Exercise description → Reproduce each record exactly.

Data provided →
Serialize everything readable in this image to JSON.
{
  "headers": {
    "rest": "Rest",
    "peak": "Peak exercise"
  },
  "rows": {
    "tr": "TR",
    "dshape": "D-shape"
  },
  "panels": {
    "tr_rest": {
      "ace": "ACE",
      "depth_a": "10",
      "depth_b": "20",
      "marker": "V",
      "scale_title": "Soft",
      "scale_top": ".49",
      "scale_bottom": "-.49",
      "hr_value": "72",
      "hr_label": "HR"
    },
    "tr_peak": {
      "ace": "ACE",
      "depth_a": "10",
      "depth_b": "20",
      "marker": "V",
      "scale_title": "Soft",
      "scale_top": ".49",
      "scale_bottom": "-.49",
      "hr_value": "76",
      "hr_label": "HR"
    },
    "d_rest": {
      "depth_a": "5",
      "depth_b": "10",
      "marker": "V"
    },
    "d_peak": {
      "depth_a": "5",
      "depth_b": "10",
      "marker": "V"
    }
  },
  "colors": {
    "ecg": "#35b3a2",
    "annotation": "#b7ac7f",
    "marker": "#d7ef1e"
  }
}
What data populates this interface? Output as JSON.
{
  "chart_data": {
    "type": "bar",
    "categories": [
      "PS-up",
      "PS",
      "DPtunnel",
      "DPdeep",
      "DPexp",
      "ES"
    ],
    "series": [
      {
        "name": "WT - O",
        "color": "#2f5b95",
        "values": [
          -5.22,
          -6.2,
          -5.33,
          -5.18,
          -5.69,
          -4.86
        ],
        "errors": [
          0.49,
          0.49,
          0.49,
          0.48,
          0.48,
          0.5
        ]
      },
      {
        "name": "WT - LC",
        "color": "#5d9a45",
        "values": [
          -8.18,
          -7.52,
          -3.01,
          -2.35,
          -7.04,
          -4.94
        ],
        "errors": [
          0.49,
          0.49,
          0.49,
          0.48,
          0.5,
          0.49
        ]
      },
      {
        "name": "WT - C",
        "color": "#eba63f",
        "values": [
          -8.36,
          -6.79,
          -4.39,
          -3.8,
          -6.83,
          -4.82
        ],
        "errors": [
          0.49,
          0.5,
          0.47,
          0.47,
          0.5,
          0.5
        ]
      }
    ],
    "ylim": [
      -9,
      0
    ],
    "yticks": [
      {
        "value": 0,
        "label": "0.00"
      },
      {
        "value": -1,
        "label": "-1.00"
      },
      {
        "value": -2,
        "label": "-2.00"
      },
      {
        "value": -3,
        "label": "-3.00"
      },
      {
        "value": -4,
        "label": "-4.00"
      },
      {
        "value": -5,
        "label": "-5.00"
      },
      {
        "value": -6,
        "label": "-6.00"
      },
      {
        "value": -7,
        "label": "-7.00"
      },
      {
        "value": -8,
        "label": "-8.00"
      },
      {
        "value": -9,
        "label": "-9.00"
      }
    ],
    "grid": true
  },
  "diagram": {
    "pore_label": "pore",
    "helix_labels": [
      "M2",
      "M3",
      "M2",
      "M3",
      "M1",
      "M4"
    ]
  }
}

Expected answer →
Serialize everything readable in this image to JSON.
{
  "headers": {
    "rest": "Rest",
    "peak": "Peak exercise"
  },
  "rows": {
    "tr": "TR",
    "dshape": "D-shape"
  },
  "panels": {
    "tr_rest": {
      "ace": "ACE",
      "depth_a": "10",
      "depth_b": "20",
      "marker": "V",
      "scale_title": "Soft",
      "scale_top": ".49",
      "scale_bottom": "-.49",
      "hr_value": "72",
      "hr_label": "HR"
    },
    "tr_peak": {
      "ace": "ACE",
      "depth_a": "10",
      "depth_b": "20",
      "marker": "V",
      "scale_title": "Soft",
      "scale_top": ".49",
      "scale_bottom": "-.49",
      "hr_value": "76",
      "hr_label": "HR"
    },
    "d_rest": {
      "depth_a": "5",
      "depth_b": "10",
      "marker": "V"
    },
    "d_peak": {
      "depth_a": "5",
      "depth_b": "10",
      "marker": "V"
    }
  },
  "colors": {
    "ecg": "#35b3a2",
    "annotation": "#b7ac7f",
    "marker": "#d7ef1e"
  }
}
What data populates this interface? Output as JSON.
{
  "chart_data": {
    "type": "bar",
    "categories": [
      "PS-up",
      "PS",
      "DPtunnel",
      "DPdeep",
      "DPexp",
      "ES"
    ],
    "series": [
      {
        "name": "WT - O",
        "color": "#2f5b95",
        "values": [
          -5.22,
          -6.2,
          -5.33,
          -5.18,
          -5.69,
          -4.86
        ],
        "errors": [
          0.49,
          0.49,
          0.49,
          0.48,
          0.48,
          0.5
        ]
      },
      {
        "name": "WT - LC",
        "color": "#5d9a45",
        "values": [
          -8.18,
          -7.52,
          -3.01,
          -2.35,
          -7.04,
          -4.94
        ],
        "errors": [
          0.49,
          0.49,
          0.49,
          0.48,
          0.5,
          0.49
        ]
      },
      {
        "name": "WT - C",
        "color": "#eba63f",
        "values": [
          -8.36,
          -6.79,
          -4.39,
          -3.8,
          -6.83,
          -4.82
        ],
        "errors": [
          0.49,
          0.5,
          0.47,
          0.47,
          0.5,
          0.5
        ]
      }
    ],
    "ylim": [
      -9,
      0
    ],
    "yticks": [
      {
        "value": 0,
        "label": "0.00"
      },
      {
        "value": -1,
        "label": "-1.00"
      },
      {
        "value": -2,
        "label": "-2.00"
      },
      {
        "value": -3,
        "label": "-3.00"
      },
      {
        "value": -4,
        "label": "-4.00"
      },
      {
        "value": -5,
        "label": "-5.00"
      },
      {
        "value": -6,
        "label": "-6.00"
      },
      {
        "value": -7,
        "label": "-7.00"
      },
      {
        "value": -8,
        "label": "-8.00"
      },
      {
        "value": -9,
        "label": "-9.00"
      }
    ],
    "grid": true
  },
  "diagram": {
    "pore_label": "pore",
    "helix_labels": [
      "M2",
      "M3",
      "M2",
      "M3",
      "M1",
      "M4"
    ]
  }
}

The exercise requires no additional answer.